◆ **STATED GOAL**:
Return each line of the records holding the string "username".

Entries from a dataset
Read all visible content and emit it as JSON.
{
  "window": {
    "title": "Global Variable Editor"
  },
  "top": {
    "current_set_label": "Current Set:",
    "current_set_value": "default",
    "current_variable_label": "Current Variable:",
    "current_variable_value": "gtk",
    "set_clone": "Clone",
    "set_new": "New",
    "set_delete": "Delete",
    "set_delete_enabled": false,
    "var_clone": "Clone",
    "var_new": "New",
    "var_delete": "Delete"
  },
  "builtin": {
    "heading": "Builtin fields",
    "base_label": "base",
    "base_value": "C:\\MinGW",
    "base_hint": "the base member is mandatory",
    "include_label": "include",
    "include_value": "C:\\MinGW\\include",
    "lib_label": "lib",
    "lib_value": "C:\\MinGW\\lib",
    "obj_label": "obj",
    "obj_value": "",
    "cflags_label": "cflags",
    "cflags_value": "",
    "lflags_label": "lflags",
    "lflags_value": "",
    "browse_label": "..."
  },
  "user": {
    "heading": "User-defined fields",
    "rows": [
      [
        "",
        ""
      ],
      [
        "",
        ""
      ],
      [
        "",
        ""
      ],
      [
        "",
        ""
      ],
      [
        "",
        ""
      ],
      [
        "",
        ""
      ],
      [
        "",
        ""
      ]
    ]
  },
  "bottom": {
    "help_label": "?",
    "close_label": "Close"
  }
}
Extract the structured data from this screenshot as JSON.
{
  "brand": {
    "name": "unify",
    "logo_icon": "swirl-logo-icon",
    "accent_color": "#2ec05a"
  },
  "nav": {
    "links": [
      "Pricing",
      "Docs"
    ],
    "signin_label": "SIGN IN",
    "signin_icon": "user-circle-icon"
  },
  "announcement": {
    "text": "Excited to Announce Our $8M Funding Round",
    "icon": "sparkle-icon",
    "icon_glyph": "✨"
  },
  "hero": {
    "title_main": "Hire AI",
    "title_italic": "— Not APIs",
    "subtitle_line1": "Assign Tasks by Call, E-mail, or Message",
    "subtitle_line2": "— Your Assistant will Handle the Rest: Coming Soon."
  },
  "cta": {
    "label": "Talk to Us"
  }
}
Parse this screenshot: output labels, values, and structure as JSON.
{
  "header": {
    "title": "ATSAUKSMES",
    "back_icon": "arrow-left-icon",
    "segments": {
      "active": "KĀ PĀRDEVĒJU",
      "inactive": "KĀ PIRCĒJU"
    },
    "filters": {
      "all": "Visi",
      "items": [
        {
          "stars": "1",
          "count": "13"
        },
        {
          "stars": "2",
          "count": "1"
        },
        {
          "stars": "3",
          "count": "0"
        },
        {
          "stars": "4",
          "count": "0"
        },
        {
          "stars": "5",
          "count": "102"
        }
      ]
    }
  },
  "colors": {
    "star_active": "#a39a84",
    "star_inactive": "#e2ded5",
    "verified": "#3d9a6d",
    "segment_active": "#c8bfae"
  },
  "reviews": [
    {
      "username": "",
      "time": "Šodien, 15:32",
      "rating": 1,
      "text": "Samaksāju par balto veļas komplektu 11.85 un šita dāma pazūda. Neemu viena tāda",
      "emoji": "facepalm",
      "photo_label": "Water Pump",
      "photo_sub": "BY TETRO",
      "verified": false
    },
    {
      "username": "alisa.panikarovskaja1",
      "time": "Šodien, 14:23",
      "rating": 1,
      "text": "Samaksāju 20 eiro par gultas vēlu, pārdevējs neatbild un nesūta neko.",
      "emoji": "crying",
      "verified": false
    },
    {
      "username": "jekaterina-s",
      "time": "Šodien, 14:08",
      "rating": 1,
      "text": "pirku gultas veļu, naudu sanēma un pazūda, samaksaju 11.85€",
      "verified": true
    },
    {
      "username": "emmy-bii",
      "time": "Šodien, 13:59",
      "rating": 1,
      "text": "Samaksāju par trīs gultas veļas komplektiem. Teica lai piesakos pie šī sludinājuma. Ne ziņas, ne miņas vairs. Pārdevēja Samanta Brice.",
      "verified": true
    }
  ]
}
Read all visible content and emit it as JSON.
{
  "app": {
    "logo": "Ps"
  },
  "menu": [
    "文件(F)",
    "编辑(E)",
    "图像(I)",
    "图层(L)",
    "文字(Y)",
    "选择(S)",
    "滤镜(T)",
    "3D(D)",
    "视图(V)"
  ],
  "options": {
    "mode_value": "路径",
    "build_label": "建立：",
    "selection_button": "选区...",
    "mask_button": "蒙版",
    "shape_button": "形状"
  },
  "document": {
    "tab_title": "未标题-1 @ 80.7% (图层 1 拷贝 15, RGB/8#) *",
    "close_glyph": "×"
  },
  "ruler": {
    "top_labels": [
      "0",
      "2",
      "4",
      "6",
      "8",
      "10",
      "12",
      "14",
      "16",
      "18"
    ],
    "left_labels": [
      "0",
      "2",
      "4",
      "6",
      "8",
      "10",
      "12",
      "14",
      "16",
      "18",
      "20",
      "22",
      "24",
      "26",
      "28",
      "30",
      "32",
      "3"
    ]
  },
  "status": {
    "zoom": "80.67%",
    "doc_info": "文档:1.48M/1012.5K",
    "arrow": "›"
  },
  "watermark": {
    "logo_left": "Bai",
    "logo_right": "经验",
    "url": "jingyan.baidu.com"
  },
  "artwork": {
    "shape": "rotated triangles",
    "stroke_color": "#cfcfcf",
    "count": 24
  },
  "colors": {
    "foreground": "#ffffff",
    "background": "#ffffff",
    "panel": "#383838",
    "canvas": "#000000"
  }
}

◆ **RIGHT ANSWER**:
      "username": "",
      "username": "alisa.panikarovskaja1",
      "username": "jekaterina-s",
      "username": "emmy-bii",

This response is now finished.